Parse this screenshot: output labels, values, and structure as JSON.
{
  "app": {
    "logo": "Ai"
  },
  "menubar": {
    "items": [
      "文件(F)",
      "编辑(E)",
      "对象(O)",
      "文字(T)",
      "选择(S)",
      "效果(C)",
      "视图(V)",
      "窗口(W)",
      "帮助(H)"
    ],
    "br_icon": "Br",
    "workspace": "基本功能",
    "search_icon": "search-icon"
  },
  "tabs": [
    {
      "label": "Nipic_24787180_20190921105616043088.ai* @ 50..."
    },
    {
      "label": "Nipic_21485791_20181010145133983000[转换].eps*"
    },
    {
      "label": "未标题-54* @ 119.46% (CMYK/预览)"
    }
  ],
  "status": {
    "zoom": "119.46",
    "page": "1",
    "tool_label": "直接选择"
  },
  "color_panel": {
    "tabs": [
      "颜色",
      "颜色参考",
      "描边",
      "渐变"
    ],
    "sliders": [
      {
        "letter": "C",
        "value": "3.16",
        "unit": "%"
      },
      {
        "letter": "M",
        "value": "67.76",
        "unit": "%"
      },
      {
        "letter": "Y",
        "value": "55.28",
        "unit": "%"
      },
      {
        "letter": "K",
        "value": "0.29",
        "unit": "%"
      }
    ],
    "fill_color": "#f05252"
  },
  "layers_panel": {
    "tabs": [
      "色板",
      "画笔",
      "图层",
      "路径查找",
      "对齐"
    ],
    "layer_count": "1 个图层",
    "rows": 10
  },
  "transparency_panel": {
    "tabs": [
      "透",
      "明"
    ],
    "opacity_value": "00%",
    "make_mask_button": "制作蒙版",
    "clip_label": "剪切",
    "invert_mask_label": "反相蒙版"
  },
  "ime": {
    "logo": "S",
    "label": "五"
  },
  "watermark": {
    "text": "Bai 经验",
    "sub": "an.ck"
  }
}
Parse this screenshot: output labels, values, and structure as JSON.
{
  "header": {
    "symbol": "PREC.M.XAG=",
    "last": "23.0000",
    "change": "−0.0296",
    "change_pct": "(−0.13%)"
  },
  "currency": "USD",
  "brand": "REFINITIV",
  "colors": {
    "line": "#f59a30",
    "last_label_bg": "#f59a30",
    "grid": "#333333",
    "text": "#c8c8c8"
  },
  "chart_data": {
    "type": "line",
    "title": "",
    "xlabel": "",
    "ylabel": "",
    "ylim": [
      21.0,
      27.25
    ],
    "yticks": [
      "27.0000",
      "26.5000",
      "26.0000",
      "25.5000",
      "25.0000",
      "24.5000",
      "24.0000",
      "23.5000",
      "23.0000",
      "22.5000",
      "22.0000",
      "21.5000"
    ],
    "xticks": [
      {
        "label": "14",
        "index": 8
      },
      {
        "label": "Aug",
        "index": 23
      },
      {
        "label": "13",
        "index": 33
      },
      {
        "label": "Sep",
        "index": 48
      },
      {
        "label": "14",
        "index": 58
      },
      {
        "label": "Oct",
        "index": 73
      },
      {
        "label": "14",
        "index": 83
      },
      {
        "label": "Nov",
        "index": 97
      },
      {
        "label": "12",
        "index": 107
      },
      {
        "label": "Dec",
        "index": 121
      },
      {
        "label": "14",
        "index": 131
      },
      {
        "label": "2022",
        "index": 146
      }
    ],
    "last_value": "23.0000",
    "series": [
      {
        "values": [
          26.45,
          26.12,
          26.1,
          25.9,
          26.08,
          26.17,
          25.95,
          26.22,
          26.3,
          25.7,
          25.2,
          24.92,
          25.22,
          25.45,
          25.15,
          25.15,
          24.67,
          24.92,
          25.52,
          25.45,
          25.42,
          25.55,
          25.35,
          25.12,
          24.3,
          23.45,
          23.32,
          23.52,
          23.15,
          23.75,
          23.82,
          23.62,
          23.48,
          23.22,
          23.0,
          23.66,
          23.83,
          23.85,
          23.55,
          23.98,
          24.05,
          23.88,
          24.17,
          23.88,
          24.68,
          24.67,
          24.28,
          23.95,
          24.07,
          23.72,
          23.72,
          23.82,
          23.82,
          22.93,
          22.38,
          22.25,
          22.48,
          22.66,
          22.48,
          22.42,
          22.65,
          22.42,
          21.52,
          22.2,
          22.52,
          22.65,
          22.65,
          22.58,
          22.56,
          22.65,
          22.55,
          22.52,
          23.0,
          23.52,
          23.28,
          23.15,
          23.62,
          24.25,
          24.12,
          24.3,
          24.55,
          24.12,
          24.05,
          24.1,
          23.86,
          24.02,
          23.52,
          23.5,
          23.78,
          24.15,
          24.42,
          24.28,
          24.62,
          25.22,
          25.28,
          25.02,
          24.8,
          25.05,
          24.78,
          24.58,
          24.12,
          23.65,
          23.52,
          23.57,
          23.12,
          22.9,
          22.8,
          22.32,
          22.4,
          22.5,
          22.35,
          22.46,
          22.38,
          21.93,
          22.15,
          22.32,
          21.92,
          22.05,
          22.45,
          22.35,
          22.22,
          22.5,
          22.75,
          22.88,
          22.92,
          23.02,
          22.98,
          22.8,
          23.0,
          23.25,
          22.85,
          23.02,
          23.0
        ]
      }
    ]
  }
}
━━━
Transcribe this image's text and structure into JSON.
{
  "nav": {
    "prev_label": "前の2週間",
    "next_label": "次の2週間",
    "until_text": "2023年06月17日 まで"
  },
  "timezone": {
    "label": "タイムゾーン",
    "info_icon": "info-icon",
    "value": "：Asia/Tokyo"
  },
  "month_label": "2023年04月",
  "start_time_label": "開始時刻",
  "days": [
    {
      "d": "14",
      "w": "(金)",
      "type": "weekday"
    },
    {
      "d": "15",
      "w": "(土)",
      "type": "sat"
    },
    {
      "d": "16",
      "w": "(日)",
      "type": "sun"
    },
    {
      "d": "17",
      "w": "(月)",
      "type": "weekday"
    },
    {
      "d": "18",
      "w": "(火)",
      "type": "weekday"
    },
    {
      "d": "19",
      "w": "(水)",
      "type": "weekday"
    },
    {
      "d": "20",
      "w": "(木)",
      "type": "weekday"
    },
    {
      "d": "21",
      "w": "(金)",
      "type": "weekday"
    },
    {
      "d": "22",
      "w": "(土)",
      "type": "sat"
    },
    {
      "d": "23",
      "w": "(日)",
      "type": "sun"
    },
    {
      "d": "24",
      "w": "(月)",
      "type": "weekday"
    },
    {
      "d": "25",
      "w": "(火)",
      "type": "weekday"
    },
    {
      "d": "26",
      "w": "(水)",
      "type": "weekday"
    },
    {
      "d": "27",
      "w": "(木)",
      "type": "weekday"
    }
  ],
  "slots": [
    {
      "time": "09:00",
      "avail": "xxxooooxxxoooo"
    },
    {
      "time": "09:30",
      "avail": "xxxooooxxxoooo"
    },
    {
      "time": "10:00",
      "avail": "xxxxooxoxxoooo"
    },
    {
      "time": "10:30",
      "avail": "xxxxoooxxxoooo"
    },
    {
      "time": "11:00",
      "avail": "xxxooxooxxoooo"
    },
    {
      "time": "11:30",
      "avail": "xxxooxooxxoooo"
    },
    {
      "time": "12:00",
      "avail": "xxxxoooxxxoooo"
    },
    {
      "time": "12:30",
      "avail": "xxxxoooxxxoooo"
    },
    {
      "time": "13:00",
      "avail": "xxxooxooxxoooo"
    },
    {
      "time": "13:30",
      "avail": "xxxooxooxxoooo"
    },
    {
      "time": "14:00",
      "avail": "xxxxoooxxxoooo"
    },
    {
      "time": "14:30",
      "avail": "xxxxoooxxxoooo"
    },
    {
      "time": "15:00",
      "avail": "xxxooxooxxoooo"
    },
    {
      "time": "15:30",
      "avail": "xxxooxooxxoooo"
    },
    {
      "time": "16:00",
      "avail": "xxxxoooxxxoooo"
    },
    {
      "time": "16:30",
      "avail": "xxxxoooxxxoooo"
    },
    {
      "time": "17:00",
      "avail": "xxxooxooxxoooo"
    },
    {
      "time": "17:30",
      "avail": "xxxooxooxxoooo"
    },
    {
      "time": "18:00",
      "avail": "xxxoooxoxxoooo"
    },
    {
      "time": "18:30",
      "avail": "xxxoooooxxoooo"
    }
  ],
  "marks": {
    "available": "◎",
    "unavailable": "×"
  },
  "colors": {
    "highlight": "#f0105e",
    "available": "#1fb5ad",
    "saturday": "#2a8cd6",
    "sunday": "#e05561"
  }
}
━━━
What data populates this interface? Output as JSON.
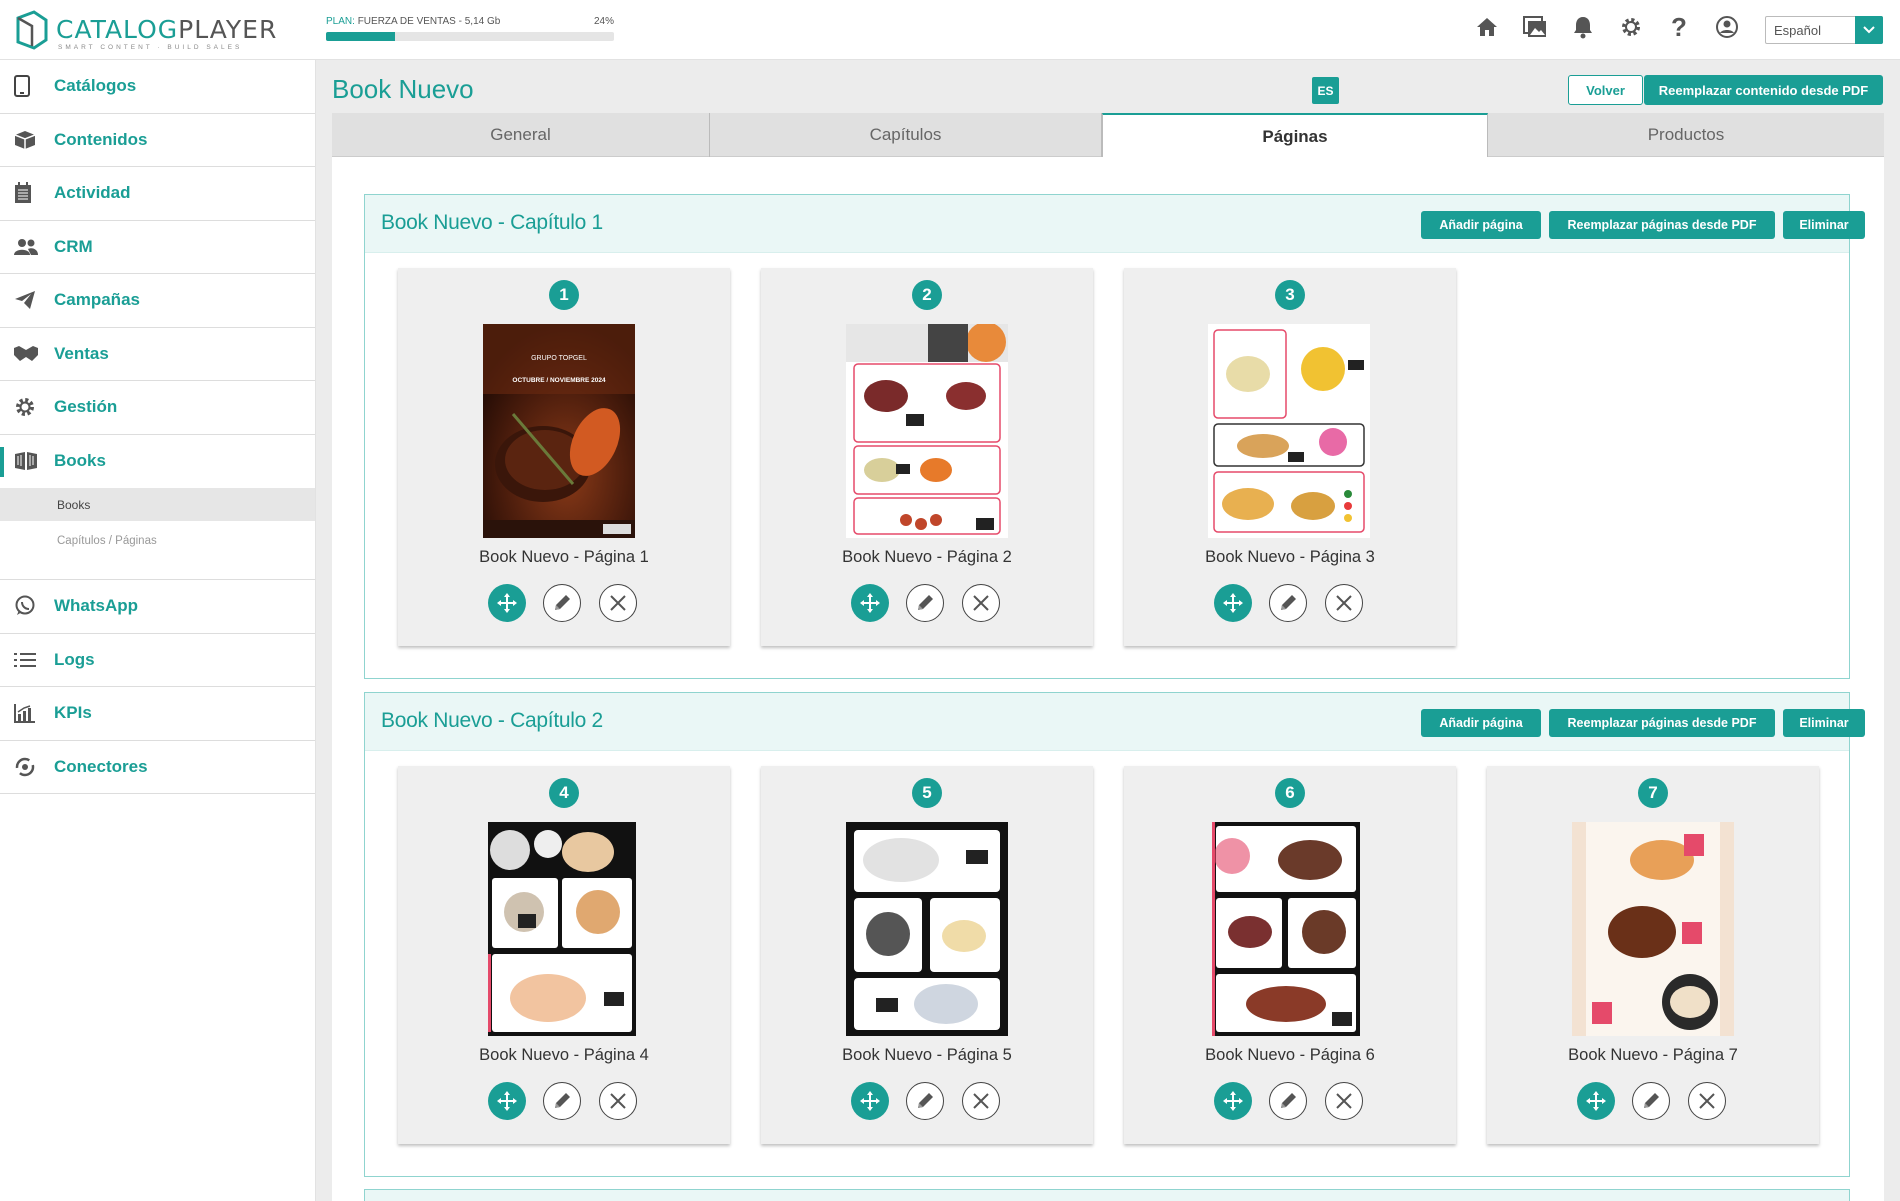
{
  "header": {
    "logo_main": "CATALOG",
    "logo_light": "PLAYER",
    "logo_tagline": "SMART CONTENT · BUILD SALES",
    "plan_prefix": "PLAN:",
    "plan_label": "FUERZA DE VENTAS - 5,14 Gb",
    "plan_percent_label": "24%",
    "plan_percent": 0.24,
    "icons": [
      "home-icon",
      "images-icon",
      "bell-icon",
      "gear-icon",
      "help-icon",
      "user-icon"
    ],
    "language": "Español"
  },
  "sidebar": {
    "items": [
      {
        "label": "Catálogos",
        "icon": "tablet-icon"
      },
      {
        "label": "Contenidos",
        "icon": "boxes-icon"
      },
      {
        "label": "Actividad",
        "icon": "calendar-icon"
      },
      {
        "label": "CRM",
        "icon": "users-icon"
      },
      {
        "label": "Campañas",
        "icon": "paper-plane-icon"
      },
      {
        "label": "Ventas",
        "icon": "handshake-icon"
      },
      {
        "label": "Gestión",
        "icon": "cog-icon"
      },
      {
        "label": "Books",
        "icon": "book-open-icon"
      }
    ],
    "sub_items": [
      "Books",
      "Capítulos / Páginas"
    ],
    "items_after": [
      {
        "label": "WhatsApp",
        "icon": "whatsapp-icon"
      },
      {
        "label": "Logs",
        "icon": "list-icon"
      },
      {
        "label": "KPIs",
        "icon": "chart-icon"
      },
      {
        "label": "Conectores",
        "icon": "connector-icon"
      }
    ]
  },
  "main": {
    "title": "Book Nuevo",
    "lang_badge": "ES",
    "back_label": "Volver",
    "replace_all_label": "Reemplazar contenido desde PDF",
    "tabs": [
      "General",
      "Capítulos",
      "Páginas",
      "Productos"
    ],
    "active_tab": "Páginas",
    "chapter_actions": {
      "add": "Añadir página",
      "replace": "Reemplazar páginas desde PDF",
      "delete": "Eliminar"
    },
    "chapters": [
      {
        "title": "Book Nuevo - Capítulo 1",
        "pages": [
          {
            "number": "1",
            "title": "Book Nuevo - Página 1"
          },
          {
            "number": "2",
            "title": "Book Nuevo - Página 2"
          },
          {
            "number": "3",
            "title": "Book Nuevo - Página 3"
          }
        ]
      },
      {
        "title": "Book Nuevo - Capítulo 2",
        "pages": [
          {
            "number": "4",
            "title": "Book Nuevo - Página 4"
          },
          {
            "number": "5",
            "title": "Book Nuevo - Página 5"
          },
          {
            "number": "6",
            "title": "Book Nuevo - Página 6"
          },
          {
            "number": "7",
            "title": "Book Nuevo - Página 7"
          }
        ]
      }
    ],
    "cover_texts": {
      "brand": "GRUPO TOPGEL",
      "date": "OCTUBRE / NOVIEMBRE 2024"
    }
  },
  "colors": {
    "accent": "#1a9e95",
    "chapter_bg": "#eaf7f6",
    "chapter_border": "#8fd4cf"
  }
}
━━━
* EXERCISE GOAL
Scan the records above for the string "number", then select every line that holds it.

* SOLUTION FOR THIS PROBLEM
            "number": "1",
            "number": "2",
            "number": "3",
            "number": "4",
            "number": "5",
            "number": "6",
            "number": "7",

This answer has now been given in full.